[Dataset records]
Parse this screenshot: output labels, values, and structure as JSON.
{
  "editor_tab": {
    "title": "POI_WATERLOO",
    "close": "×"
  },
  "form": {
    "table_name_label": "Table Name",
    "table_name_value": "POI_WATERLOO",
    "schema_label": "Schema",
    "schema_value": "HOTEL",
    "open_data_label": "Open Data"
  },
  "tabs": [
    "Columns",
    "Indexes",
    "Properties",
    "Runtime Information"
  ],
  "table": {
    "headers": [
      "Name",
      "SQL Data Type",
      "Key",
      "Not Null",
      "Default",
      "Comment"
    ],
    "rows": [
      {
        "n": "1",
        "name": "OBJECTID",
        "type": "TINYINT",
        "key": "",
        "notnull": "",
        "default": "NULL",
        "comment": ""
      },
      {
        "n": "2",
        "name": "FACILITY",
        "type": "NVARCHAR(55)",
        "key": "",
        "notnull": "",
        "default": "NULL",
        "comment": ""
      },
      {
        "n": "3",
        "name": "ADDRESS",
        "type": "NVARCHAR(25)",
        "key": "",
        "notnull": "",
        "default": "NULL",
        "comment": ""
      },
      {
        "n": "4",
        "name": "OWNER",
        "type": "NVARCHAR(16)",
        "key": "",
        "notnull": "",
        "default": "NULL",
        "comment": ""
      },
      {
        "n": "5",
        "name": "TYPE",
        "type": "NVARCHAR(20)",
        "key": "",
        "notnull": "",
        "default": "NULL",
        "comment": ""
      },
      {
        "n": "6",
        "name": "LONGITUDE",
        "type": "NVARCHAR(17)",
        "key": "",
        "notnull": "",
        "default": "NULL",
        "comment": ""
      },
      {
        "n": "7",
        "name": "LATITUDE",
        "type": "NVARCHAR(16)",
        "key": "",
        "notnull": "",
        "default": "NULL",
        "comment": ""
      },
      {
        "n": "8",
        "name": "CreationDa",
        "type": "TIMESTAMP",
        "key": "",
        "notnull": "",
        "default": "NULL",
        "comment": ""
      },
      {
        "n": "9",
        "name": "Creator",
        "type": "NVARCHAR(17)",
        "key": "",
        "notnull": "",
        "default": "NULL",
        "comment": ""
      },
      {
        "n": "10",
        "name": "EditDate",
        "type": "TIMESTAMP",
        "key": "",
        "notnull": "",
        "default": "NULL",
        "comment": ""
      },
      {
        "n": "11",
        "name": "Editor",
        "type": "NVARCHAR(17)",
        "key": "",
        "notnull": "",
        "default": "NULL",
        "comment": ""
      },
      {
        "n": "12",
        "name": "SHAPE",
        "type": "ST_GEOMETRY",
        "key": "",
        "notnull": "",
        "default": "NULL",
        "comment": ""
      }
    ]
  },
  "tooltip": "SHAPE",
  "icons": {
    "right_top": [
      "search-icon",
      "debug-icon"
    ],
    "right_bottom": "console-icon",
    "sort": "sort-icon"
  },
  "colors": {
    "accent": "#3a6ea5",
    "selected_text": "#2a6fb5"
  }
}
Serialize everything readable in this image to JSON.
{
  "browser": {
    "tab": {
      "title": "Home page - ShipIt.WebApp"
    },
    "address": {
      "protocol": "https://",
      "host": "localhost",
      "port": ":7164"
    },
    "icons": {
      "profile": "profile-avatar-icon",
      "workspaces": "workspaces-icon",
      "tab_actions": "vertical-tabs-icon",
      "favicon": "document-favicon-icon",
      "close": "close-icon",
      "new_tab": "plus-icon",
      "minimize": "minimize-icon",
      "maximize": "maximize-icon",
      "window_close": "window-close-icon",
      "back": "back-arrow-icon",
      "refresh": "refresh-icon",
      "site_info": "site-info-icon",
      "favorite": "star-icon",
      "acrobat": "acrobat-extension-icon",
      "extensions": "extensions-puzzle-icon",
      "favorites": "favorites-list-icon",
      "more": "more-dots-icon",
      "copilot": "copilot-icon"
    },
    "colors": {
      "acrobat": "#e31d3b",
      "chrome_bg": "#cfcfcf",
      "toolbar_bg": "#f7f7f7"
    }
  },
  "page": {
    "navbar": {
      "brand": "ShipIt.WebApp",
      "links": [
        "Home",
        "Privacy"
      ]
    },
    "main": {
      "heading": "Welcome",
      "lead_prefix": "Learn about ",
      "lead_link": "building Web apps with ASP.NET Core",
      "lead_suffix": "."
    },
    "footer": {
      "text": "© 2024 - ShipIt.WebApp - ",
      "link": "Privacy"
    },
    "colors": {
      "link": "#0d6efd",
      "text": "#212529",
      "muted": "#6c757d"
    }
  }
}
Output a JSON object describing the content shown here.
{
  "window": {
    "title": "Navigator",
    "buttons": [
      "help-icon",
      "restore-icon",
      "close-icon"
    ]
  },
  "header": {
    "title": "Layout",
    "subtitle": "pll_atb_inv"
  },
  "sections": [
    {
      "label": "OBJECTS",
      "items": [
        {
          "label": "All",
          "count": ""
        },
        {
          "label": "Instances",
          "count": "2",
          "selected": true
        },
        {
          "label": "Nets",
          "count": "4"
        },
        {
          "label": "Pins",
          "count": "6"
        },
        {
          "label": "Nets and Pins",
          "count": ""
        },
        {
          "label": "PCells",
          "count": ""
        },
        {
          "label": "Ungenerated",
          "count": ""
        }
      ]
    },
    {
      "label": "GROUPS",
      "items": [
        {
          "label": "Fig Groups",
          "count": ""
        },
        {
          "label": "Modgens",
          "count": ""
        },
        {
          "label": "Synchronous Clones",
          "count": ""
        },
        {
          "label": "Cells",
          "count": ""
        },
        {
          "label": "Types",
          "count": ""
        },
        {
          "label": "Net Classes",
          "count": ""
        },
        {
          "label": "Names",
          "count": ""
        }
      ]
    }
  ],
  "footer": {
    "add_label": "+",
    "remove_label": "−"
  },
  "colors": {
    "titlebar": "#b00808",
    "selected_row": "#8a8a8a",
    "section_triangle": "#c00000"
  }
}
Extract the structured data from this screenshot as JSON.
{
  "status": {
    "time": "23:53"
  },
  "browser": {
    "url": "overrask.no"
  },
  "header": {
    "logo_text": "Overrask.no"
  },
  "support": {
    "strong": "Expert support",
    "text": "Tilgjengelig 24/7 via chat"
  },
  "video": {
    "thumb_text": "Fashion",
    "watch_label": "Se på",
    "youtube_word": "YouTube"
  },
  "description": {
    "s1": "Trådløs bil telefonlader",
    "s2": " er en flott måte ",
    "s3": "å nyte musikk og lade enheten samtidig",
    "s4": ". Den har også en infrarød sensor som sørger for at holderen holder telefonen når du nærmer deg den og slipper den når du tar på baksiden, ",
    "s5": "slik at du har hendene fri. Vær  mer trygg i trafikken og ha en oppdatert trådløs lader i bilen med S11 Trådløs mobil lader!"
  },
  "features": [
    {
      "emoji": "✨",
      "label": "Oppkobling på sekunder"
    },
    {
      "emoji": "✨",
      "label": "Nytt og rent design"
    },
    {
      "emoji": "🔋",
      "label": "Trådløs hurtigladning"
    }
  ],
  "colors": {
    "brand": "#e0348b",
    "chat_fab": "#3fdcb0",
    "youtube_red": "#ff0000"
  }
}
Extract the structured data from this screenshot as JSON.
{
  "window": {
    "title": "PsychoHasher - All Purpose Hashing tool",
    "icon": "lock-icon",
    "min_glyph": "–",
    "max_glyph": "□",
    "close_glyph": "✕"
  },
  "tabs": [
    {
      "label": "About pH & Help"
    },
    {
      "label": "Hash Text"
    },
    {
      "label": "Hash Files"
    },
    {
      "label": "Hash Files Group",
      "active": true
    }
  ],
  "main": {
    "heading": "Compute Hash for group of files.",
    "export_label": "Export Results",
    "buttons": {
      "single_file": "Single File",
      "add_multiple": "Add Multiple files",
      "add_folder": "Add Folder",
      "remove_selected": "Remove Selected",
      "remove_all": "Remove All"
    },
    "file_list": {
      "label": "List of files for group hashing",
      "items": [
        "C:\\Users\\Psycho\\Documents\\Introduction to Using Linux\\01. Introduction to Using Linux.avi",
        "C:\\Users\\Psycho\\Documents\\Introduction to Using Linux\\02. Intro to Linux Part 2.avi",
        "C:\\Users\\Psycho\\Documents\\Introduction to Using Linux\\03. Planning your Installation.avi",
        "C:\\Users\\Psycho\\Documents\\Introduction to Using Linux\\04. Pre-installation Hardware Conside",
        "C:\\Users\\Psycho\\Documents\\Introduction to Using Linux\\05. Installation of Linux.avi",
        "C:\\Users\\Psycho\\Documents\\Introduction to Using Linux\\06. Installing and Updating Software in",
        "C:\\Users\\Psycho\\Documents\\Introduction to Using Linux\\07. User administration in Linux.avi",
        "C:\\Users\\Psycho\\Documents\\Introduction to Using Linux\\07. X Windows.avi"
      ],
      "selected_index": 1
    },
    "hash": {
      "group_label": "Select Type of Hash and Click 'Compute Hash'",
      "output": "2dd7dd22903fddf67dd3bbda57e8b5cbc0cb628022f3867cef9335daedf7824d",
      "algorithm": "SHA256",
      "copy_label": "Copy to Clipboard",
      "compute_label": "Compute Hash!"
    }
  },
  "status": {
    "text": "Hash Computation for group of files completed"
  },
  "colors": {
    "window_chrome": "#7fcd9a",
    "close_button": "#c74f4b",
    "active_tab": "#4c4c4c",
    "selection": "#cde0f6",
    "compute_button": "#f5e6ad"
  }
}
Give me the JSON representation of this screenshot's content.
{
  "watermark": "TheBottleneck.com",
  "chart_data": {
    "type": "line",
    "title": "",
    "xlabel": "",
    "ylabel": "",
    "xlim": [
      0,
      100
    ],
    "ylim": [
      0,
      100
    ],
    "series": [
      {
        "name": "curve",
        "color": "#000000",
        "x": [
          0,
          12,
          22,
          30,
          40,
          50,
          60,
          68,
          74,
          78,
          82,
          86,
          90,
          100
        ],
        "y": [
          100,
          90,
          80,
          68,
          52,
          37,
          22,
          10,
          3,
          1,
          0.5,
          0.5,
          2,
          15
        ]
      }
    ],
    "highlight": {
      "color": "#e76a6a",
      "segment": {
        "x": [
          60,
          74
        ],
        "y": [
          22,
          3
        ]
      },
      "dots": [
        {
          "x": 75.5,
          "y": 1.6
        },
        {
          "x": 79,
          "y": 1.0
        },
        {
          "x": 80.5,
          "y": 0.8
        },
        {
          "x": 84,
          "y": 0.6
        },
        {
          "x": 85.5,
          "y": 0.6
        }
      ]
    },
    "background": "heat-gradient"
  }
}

* THE PROBLEM
Return exactly the lines from the one containing "Give me the" to the last line of the data, and nothing more.

* OUTPUT OF THE EXERCISE
Give me the JSON representation of this screenshot's content.
{
  "watermark": "TheBottleneck.com",
  "chart_data": {
    "type": "line",
    "title": "",
    "xlabel": "",
    "ylabel": "",
    "xlim": [
      0,
      100
    ],
    "ylim": [
      0,
      100
    ],
    "series": [
      {
        "name": "curve",
        "color": "#000000",
        "x": [
          0,
          12,
          22,
          30,
          40,
          50,
          60,
          68,
          74,
          78,
          82,
          86,
          90,
          100
        ],
        "y": [
          100,
          90,
          80,
          68,
          52,
          37,
          22,
          10,
          3,
          1,
          0.5,
          0.5,
          2,
          15
        ]
      }
    ],
    "highlight": {
      "color": "#e76a6a",
      "segment": {
        "x": [
          60,
          74
        ],
        "y": [
          22,
          3
        ]
      },
      "dots": [
        {
          "x": 75.5,
          "y": 1.6
        },
        {
          "x": 79,
          "y": 1.0
        },
        {
          "x": 80.5,
          "y": 0.8
        },
        {
          "x": 84,
          "y": 0.6
        },
        {
          "x": 85.5,
          "y": 0.6
        }
      ]
    },
    "background": "heat-gradient"
  }
}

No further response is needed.